— START —
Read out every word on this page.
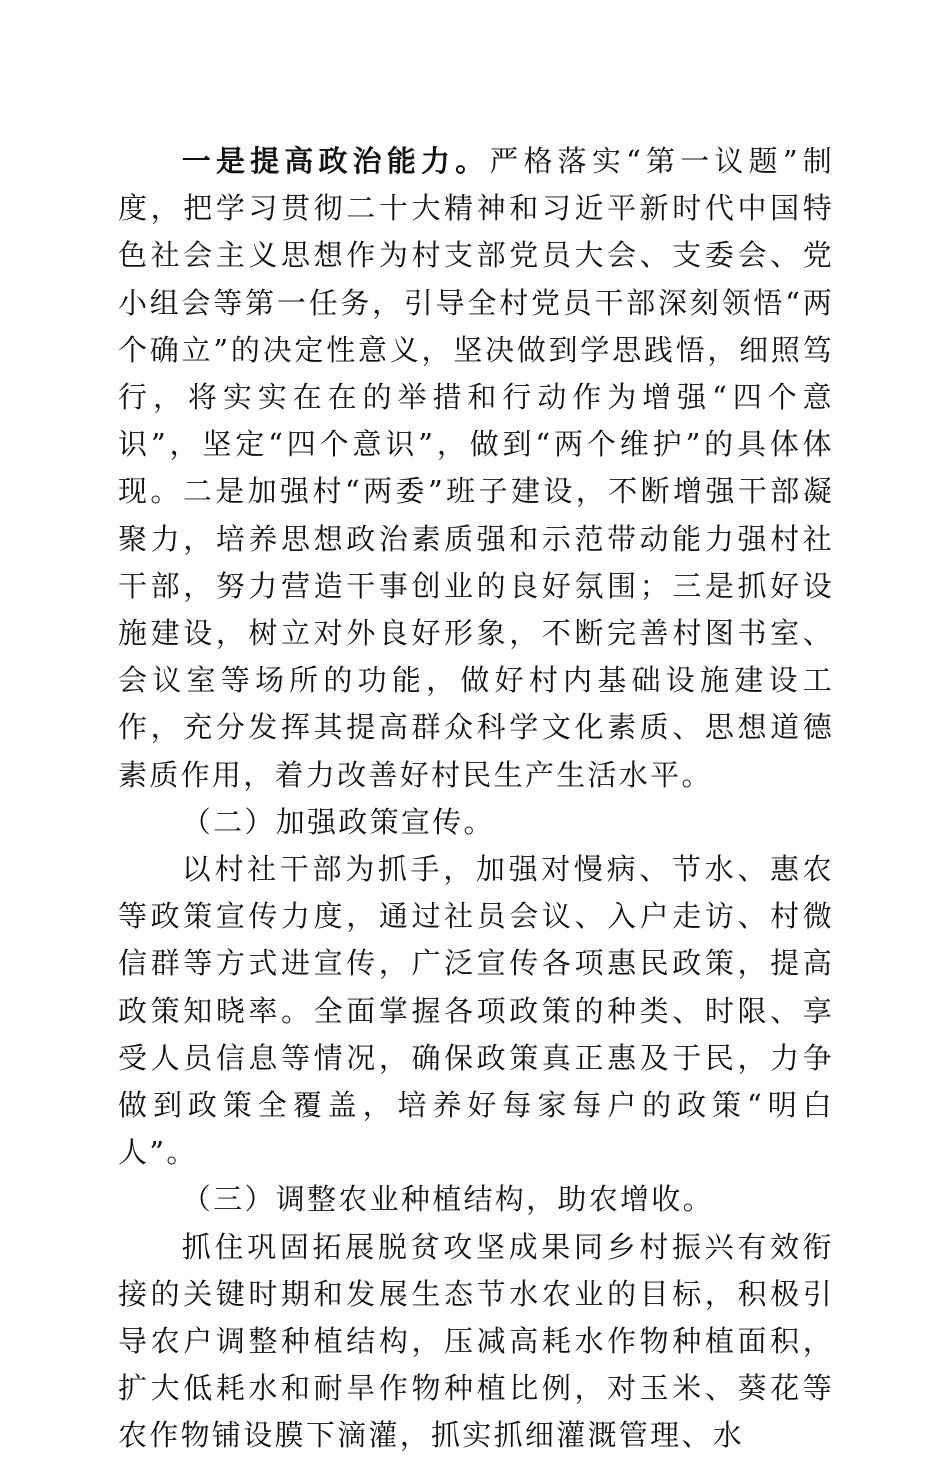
一是提高政治能力。严格落实“第一议题”制度，把学习贯彻二十大精神和习近平新时代中国特色社会主义思想作为村支部党员大会、支委会、党小组会等第一任务，引导全村党员干部深刻领悟“两个确立”的决定性意义，坚决做到学思践悟，细照笃行，将实实在在的举措和行动作为增强“四个意识”，坚定“四个意识”，做到“两个维护”的具体体现。二是加强村“两委”班子建设，不断增强干部凝聚力，培养思想政治素质强和示范带动能力强村社干部，努力营造干事创业的良好氛围；三是抓好设施建设，树立对外良好形象，不断完善村图书室、会议室等场所的功能，做好村内基础设施建设工作，充分发挥其提高群众科学文化素质、思想道德素质作用，着力改善好村民生产生活水平。

（二）加强政策宣传。

以村社干部为抓手，加强对慢病、节水、惠农等政策宣传力度，通过社员会议、入户走访、村微信群等方式进宣传，广泛宣传各项惠民政策，提高政策知晓率。全面掌握各项政策的种类、时限、享受人员信息等情况，确保政策真正惠及于民，力争做到政策全覆盖，培养好每家每户的政策“明白人”。

（三）调整农业种植结构，助农增收。

抓住巩固拓展脱贫攻坚成果同乡村振兴有效衔接的关键时期和发展生态节水农业的目标，积极引导农户调整种植结构，压减高耗水作物种植面积，扩大低耗水和耐旱作物种植比例，对玉米、葵花等农作物铺设膜下滴灌，抓实抓细灌溉管理、水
— END —
Repeat verbatim all the material, but not the pictures.

Read out every word on this page.
一是提高政治能力。严格落实“第一议题”制度，把学习贯彻二十大精神和习近平新时代中国特色社会主义思想作为村支部党员大会、支委会、党小组会等第一任务，引导全村党员干部深刻领悟“两个确立”的决定性意义，坚决做到学思践悟，细照笃行，将实实在在的举措和行动作为增强“四个意识”，坚定“四个意识”，做到“两个维护”的具体体现。二是加强村“两委”班子建设，不断增强干部凝聚力，培养思想政治素质强和示范带动能力强村社干部，努力营造干事创业的良好氛围；三是抓好设施建设，树立对外良好形象，不断完善村图书室、会议室等场所的功能，做好村内基础设施建设工作，充分发挥其提高群众科学文化素质、思想道德素质作用，着力改善好村民生产生活水平。

（二）加强政策宣传。

以村社干部为抓手，加强对慢病、节水、惠农等政策宣传力度，通过社员会议、入户走访、村微信群等方式进宣传，广泛宣传各项惠民政策，提高政策知晓率。全面掌握各项政策的种类、时限、享受人员信息等情况，确保政策真正惠及于民，力争做到政策全覆盖，培养好每家每户的政策“明白人”。

（三）调整农业种植结构，助农增收。

抓住巩固拓展脱贫攻坚成果同乡村振兴有效衔接的关键时期和发展生态节水农业的目标，积极引导农户调整种植结构，压减高耗水作物种植面积，扩大低耗水和耐旱作物种植比例，对玉米、葵花等农作物铺设膜下滴灌，抓实抓细灌溉管理、水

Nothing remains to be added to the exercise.